DATASET EXTRACT —
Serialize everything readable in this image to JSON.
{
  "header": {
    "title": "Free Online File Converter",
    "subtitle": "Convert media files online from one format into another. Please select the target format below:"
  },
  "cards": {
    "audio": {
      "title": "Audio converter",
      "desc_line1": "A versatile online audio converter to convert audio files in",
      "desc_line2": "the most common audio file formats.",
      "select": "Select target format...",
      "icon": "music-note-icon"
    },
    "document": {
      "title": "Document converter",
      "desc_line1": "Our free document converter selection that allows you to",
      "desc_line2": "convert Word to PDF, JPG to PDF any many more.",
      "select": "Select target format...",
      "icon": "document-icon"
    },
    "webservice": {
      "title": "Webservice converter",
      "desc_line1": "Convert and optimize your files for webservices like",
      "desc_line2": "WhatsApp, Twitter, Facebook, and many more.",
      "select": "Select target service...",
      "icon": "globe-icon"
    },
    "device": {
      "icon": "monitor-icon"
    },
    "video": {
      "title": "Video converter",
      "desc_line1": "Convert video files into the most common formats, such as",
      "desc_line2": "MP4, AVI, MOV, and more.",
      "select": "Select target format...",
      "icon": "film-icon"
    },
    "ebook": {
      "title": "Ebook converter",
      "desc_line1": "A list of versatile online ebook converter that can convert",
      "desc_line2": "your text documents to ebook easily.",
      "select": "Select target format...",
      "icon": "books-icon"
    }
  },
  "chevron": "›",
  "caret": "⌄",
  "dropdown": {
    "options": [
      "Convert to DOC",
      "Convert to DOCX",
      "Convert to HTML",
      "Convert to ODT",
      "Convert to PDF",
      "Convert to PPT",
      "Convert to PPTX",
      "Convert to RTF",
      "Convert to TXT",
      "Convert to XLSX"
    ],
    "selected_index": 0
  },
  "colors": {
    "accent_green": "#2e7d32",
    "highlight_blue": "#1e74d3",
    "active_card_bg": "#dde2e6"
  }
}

TASK TO COMPLETE — Give the listing again, word for word.

TASK OUTPUT —
Serialize everything readable in this image to JSON.
{
  "header": {
    "title": "Free Online File Converter",
    "subtitle": "Convert media files online from one format into another. Please select the target format below:"
  },
  "cards": {
    "audio": {
      "title": "Audio converter",
      "desc_line1": "A versatile online audio converter to convert audio files in",
      "desc_line2": "the most common audio file formats.",
      "select": "Select target format...",
      "icon": "music-note-icon"
    },
    "document": {
      "title": "Document converter",
      "desc_line1": "Our free document converter selection that allows you to",
      "desc_line2": "convert Word to PDF, JPG to PDF any many more.",
      "select": "Select target format...",
      "icon": "document-icon"
    },
    "webservice": {
      "title": "Webservice converter",
      "desc_line1": "Convert and optimize your files for webservices like",
      "desc_line2": "WhatsApp, Twitter, Facebook, and many more.",
      "select": "Select target service...",
      "icon": "globe-icon"
    },
    "device": {
      "icon": "monitor-icon"
    },
    "video": {
      "title": "Video converter",
      "desc_line1": "Convert video files into the most common formats, such as",
      "desc_line2": "MP4, AVI, MOV, and more.",
      "select": "Select target format...",
      "icon": "film-icon"
    },
    "ebook": {
      "title": "Ebook converter",
      "desc_line1": "A list of versatile online ebook converter that can convert",
      "desc_line2": "your text documents to ebook easily.",
      "select": "Select target format...",
      "icon": "books-icon"
    }
  },
  "chevron": "›",
  "caret": "⌄",
  "dropdown": {
    "options": [
      "Convert to DOC",
      "Convert to DOCX",
      "Convert to HTML",
      "Convert to ODT",
      "Convert to PDF",
      "Convert to PPT",
      "Convert to PPTX",
      "Convert to RTF",
      "Convert to TXT",
      "Convert to XLSX"
    ],
    "selected_index": 0
  },
  "colors": {
    "accent_green": "#2e7d32",
    "highlight_blue": "#1e74d3",
    "active_card_bg": "#dde2e6"
  }
}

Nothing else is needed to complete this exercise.